** Data records **
+ + +

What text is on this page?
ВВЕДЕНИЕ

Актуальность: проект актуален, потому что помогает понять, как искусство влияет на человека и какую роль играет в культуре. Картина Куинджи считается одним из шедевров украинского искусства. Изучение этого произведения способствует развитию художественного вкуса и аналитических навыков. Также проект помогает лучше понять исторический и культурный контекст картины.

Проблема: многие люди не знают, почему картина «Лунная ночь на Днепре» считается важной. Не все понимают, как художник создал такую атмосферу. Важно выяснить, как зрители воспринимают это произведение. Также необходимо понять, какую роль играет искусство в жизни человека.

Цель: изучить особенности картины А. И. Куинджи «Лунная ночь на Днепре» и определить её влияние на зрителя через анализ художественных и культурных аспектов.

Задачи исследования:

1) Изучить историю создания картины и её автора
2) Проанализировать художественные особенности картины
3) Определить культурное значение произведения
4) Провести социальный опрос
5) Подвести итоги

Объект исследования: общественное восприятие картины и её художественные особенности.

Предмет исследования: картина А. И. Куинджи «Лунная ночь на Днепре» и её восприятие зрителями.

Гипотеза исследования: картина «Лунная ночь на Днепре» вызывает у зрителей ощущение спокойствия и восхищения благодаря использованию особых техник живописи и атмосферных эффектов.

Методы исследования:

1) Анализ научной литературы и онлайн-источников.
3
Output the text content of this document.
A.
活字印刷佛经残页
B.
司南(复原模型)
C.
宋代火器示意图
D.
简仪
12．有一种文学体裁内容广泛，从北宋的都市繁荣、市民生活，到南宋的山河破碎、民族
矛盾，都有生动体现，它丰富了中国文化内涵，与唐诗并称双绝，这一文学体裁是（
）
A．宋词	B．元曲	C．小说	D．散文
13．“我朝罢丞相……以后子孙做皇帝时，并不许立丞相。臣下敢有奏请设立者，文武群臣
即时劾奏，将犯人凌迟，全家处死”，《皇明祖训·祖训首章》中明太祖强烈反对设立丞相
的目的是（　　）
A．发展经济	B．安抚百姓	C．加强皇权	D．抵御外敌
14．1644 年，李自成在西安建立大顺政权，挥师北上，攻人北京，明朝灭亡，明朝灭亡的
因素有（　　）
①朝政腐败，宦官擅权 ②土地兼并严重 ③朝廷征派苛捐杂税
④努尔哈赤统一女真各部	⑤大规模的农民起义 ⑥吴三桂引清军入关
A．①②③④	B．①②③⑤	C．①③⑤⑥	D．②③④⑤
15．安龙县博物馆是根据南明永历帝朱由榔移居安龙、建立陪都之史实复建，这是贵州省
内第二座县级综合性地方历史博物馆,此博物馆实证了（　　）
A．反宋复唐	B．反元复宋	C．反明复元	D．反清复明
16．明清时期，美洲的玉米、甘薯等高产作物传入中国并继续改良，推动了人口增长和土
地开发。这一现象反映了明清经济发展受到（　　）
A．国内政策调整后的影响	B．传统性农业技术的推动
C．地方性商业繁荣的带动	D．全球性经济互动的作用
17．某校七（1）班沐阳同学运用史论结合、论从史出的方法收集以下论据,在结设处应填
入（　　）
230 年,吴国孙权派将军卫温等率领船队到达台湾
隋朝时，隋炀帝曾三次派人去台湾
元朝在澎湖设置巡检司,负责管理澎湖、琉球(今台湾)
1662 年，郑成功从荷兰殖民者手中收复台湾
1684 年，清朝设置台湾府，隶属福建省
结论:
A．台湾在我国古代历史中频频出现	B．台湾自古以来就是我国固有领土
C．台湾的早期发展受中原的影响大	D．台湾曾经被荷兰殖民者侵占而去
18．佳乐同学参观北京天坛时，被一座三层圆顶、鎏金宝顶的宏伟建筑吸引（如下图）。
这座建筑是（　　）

+ + +

** Task to carry out **
Return all the lines that contain the string "Куинджи".

** Expected output **
Актуальность: проект актуален, потому что помогает понять, как искусство влияет на человека и какую роль играет в культуре. Картина Куинджи считается одним из шедевров украинского искусства. Изучение этого произведения способствует развитию художественного вкуса и аналитических навыков. Также проект помогает лучше понять исторический и культурный контекст картины.
Цель: изучить особенности картины А. И. Куинджи «Лунная ночь на Днепре» и определить её влияние на зрителя через анализ художественных и культурных аспектов.
Предмет исследования: картина А. И. Куинджи «Лунная ночь на Днепре» и её восприятие зрителями.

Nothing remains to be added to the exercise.